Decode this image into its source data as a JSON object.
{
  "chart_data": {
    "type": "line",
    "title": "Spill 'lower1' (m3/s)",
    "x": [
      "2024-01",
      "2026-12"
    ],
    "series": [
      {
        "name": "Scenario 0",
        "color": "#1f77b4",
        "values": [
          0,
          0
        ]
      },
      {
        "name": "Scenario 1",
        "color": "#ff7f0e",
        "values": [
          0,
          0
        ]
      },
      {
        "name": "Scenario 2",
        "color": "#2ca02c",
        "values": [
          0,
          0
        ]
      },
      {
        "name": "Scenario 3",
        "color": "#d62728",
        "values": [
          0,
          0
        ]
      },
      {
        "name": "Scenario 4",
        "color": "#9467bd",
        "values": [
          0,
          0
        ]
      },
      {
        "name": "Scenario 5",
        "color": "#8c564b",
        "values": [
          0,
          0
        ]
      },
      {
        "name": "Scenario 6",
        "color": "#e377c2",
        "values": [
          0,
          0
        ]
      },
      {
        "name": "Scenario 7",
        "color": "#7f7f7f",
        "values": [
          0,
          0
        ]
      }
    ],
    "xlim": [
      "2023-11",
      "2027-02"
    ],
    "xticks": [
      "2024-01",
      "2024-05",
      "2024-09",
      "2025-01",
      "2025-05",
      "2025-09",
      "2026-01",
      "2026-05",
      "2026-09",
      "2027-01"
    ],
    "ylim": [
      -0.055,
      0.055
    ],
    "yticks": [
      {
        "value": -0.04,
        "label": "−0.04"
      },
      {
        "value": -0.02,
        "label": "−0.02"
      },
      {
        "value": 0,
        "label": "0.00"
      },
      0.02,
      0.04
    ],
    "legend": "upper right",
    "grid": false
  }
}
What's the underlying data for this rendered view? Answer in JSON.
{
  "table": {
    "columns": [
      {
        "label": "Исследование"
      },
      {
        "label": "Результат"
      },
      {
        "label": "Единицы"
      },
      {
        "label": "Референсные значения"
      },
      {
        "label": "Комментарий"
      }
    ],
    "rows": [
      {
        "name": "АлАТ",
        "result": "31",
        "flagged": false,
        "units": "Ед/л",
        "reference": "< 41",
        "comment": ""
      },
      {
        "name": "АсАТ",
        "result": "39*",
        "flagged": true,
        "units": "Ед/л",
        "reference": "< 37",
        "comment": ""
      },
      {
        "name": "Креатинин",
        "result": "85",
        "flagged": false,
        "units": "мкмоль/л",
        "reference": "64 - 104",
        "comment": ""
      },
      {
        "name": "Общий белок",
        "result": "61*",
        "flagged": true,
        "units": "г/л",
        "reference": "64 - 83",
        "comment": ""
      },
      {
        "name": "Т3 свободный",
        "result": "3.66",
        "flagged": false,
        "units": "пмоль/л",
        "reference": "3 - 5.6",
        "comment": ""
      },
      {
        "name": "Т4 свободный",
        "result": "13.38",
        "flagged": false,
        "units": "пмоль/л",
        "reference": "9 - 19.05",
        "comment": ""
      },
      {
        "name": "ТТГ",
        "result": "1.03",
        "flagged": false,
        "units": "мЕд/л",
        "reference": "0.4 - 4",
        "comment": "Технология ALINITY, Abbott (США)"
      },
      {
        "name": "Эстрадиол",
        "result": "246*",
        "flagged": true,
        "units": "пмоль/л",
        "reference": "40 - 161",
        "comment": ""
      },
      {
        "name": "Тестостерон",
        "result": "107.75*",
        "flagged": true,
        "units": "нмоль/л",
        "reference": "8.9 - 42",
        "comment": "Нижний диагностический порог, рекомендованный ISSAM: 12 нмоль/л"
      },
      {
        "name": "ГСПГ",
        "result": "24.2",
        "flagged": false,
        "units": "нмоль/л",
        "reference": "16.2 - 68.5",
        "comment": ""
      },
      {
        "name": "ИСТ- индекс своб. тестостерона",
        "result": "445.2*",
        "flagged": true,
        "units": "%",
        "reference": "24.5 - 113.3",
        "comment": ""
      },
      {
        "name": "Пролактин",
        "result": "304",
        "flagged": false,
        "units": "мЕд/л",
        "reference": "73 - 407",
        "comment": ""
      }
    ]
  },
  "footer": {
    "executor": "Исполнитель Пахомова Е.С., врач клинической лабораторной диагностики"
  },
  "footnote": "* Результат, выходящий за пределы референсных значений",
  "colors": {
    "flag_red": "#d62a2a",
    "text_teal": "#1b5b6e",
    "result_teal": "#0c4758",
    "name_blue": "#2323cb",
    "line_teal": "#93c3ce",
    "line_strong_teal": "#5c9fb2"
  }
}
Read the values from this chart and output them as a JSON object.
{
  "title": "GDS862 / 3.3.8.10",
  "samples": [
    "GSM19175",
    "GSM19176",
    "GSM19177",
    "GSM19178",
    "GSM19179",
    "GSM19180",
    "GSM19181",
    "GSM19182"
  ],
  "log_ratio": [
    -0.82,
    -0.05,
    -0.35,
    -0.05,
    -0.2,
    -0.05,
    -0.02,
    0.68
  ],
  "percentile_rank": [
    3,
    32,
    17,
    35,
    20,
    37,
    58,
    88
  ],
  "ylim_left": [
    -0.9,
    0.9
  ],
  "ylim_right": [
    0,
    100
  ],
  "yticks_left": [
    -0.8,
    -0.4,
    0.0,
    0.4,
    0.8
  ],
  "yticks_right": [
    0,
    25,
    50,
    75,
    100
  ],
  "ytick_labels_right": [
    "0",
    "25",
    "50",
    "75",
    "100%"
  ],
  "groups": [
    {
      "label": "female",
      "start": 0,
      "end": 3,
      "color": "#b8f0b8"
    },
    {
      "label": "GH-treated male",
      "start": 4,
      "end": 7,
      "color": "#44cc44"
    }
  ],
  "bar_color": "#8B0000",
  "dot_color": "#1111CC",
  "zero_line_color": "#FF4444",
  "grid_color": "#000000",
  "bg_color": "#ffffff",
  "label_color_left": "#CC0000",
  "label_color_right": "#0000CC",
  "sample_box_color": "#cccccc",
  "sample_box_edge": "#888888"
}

◇ ◇ ◇ ◇ ◇ ◇ ◇

# [WHAT YOU SHOULD DO]
With the line containing "Read the values" as the first and the last line of the records as the final one, print exactly the lines in that span.

# [SOLUTION TO THIS TASK]
Read the values from this chart and output them as a JSON object.
{
  "title": "GDS862 / 3.3.8.10",
  "samples": [
    "GSM19175",
    "GSM19176",
    "GSM19177",
    "GSM19178",
    "GSM19179",
    "GSM19180",
    "GSM19181",
    "GSM19182"
  ],
  "log_ratio": [
    -0.82,
    -0.05,
    -0.35,
    -0.05,
    -0.2,
    -0.05,
    -0.02,
    0.68
  ],
  "percentile_rank": [
    3,
    32,
    17,
    35,
    20,
    37,
    58,
    88
  ],
  "ylim_left": [
    -0.9,
    0.9
  ],
  "ylim_right": [
    0,
    100
  ],
  "yticks_left": [
    -0.8,
    -0.4,
    0.0,
    0.4,
    0.8
  ],
  "yticks_right": [
    0,
    25,
    50,
    75,
    100
  ],
  "ytick_labels_right": [
    "0",
    "25",
    "50",
    "75",
    "100%"
  ],
  "groups": [
    {
      "label": "female",
      "start": 0,
      "end": 3,
      "color": "#b8f0b8"
    },
    {
      "label": "GH-treated male",
      "start": 4,
      "end": 7,
      "color": "#44cc44"
    }
  ],
  "bar_color": "#8B0000",
  "dot_color": "#1111CC",
  "zero_line_color": "#FF4444",
  "grid_color": "#000000",
  "bg_color": "#ffffff",
  "label_color_left": "#CC0000",
  "label_color_right": "#0000CC",
  "sample_box_color": "#cccccc",
  "sample_box_edge": "#888888"
}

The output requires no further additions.